== Directions for this task ==
Print all entries word for word.

== Entries shown ==
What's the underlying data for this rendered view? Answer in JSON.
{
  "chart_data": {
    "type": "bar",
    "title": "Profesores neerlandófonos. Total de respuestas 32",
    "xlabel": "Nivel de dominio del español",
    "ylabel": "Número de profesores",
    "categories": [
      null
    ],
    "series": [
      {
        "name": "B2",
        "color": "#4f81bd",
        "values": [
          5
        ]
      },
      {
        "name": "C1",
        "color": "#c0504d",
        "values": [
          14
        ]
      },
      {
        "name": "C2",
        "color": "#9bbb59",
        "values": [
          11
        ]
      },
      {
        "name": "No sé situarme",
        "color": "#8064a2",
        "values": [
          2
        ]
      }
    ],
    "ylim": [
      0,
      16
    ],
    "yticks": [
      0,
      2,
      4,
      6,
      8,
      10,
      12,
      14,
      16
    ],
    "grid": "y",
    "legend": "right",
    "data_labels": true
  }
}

== Expected answer ==
What's the underlying data for this rendered view? Answer in JSON.
{
  "chart_data": {
    "type": "bar",
    "title": "Profesores neerlandófonos. Total de respuestas 32",
    "xlabel": "Nivel de dominio del español",
    "ylabel": "Número de profesores",
    "categories": [
      null
    ],
    "series": [
      {
        "name": "B2",
        "color": "#4f81bd",
        "values": [
          5
        ]
      },
      {
        "name": "C1",
        "color": "#c0504d",
        "values": [
          14
        ]
      },
      {
        "name": "C2",
        "color": "#9bbb59",
        "values": [
          11
        ]
      },
      {
        "name": "No sé situarme",
        "color": "#8064a2",
        "values": [
          2
        ]
      }
    ],
    "ylim": [
      0,
      16
    ],
    "yticks": [
      0,
      2,
      4,
      6,
      8,
      10,
      12,
      14,
      16
    ],
    "grid": "y",
    "legend": "right",
    "data_labels": true
  }
}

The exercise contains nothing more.